→ EXCERPTED RECORDS
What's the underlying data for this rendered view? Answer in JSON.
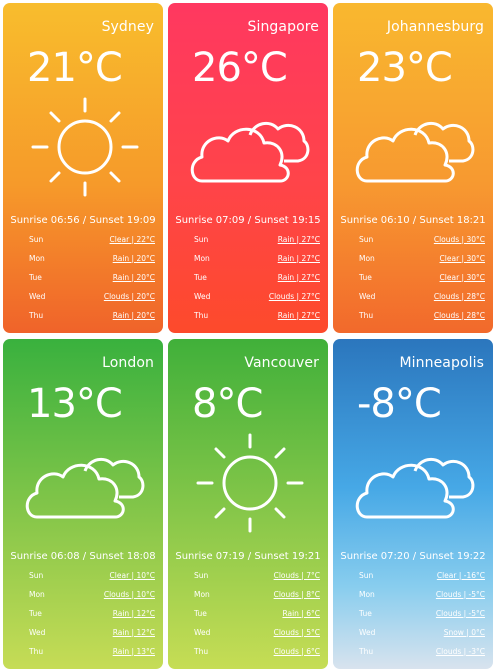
{
  "cards": [
    {
      "city": "Sydney",
      "temp": "21°C",
      "icon": "sun-icon",
      "sun": "Sunrise 06:56 / Sunset 19:09",
      "forecast": [
        {
          "day": "Sun",
          "val": "Clear | 22°C"
        },
        {
          "day": "Mon",
          "val": "Rain | 20°C"
        },
        {
          "day": "Tue",
          "val": "Rain | 20°C"
        },
        {
          "day": "Wed",
          "val": "Clouds | 20°C"
        },
        {
          "day": "Thu",
          "val": "Rain | 20°C"
        }
      ]
    },
    {
      "city": "Singapore",
      "temp": "26°C",
      "icon": "cloud-icon",
      "sun": "Sunrise 07:09 / Sunset 19:15",
      "forecast": [
        {
          "day": "Sun",
          "val": "Rain | 27°C"
        },
        {
          "day": "Mon",
          "val": "Rain | 27°C"
        },
        {
          "day": "Tue",
          "val": "Rain | 27°C"
        },
        {
          "day": "Wed",
          "val": "Clouds | 27°C"
        },
        {
          "day": "Thu",
          "val": "Rain | 27°C"
        }
      ]
    },
    {
      "city": "Johannesburg",
      "temp": "23°C",
      "icon": "cloud-icon",
      "sun": "Sunrise 06:10 / Sunset 18:21",
      "forecast": [
        {
          "day": "Sun",
          "val": "Clouds | 30°C"
        },
        {
          "day": "Mon",
          "val": "Clear | 30°C"
        },
        {
          "day": "Tue",
          "val": "Clear | 30°C"
        },
        {
          "day": "Wed",
          "val": "Clouds | 28°C"
        },
        {
          "day": "Thu",
          "val": "Clouds | 28°C"
        }
      ]
    },
    {
      "city": "London",
      "temp": "13°C",
      "icon": "cloud-icon",
      "sun": "Sunrise 06:08 / Sunset 18:08",
      "forecast": [
        {
          "day": "Sun",
          "val": "Clear | 10°C"
        },
        {
          "day": "Mon",
          "val": "Clouds | 10°C"
        },
        {
          "day": "Tue",
          "val": "Rain | 12°C"
        },
        {
          "day": "Wed",
          "val": "Rain | 12°C"
        },
        {
          "day": "Thu",
          "val": "Rain | 13°C"
        }
      ]
    },
    {
      "city": "Vancouver",
      "temp": "8°C",
      "icon": "sun-icon",
      "sun": "Sunrise 07:19 / Sunset 19:21",
      "forecast": [
        {
          "day": "Sun",
          "val": "Clouds | 7°C"
        },
        {
          "day": "Mon",
          "val": "Clouds | 8°C"
        },
        {
          "day": "Tue",
          "val": "Rain | 6°C"
        },
        {
          "day": "Wed",
          "val": "Clouds | 5°C"
        },
        {
          "day": "Thu",
          "val": "Clouds | 6°C"
        }
      ]
    },
    {
      "city": "Minneapolis",
      "temp": "-8°C",
      "icon": "cloud-icon",
      "sun": "Sunrise 07:20 / Sunset 19:22",
      "forecast": [
        {
          "day": "Sun",
          "val": "Clear | -16°C"
        },
        {
          "day": "Mon",
          "val": "Clouds | -5°C"
        },
        {
          "day": "Tue",
          "val": "Clouds | -5°C"
        },
        {
          "day": "Wed",
          "val": "Snow | 0°C"
        },
        {
          "day": "Thu",
          "val": "Clouds | -3°C"
        }
      ]
    }
  ]
}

→ INSTRUCTIONS FOR THE TASK
Output the records above exactly; leave out the pictures.

→ SOLUTION TO THIS PROBLEM
What's the underlying data for this rendered view? Answer in JSON.
{
  "cards": [
    {
      "city": "Sydney",
      "temp": "21°C",
      "icon": "sun-icon",
      "sun": "Sunrise 06:56 / Sunset 19:09",
      "forecast": [
        {
          "day": "Sun",
          "val": "Clear | 22°C"
        },
        {
          "day": "Mon",
          "val": "Rain | 20°C"
        },
        {
          "day": "Tue",
          "val": "Rain | 20°C"
        },
        {
          "day": "Wed",
          "val": "Clouds | 20°C"
        },
        {
          "day": "Thu",
          "val": "Rain | 20°C"
        }
      ]
    },
    {
      "city": "Singapore",
      "temp": "26°C",
      "icon": "cloud-icon",
      "sun": "Sunrise 07:09 / Sunset 19:15",
      "forecast": [
        {
          "day": "Sun",
          "val": "Rain | 27°C"
        },
        {
          "day": "Mon",
          "val": "Rain | 27°C"
        },
        {
          "day": "Tue",
          "val": "Rain | 27°C"
        },
        {
          "day": "Wed",
          "val": "Clouds | 27°C"
        },
        {
          "day": "Thu",
          "val": "Rain | 27°C"
        }
      ]
    },
    {
      "city": "Johannesburg",
      "temp": "23°C",
      "icon": "cloud-icon",
      "sun": "Sunrise 06:10 / Sunset 18:21",
      "forecast": [
        {
          "day": "Sun",
          "val": "Clouds | 30°C"
        },
        {
          "day": "Mon",
          "val": "Clear | 30°C"
        },
        {
          "day": "Tue",
          "val": "Clear | 30°C"
        },
        {
          "day": "Wed",
          "val": "Clouds | 28°C"
        },
        {
          "day": "Thu",
          "val": "Clouds | 28°C"
        }
      ]
    },
    {
      "city": "London",
      "temp": "13°C",
      "icon": "cloud-icon",
      "sun": "Sunrise 06:08 / Sunset 18:08",
      "forecast": [
        {
          "day": "Sun",
          "val": "Clear | 10°C"
        },
        {
          "day": "Mon",
          "val": "Clouds | 10°C"
        },
        {
          "day": "Tue",
          "val": "Rain | 12°C"
        },
        {
          "day": "Wed",
          "val": "Rain | 12°C"
        },
        {
          "day": "Thu",
          "val": "Rain | 13°C"
        }
      ]
    },
    {
      "city": "Vancouver",
      "temp": "8°C",
      "icon": "sun-icon",
      "sun": "Sunrise 07:19 / Sunset 19:21",
      "forecast": [
        {
          "day": "Sun",
          "val": "Clouds | 7°C"
        },
        {
          "day": "Mon",
          "val": "Clouds | 8°C"
        },
        {
          "day": "Tue",
          "val": "Rain | 6°C"
        },
        {
          "day": "Wed",
          "val": "Clouds | 5°C"
        },
        {
          "day": "Thu",
          "val": "Clouds | 6°C"
        }
      ]
    },
    {
      "city": "Minneapolis",
      "temp": "-8°C",
      "icon": "cloud-icon",
      "sun": "Sunrise 07:20 / Sunset 19:22",
      "forecast": [
        {
          "day": "Sun",
          "val": "Clear | -16°C"
        },
        {
          "day": "Mon",
          "val": "Clouds | -5°C"
        },
        {
          "day": "Tue",
          "val": "Clouds | -5°C"
        },
        {
          "day": "Wed",
          "val": "Snow | 0°C"
        },
        {
          "day": "Thu",
          "val": "Clouds | -3°C"
        }
      ]
    }
  ]
}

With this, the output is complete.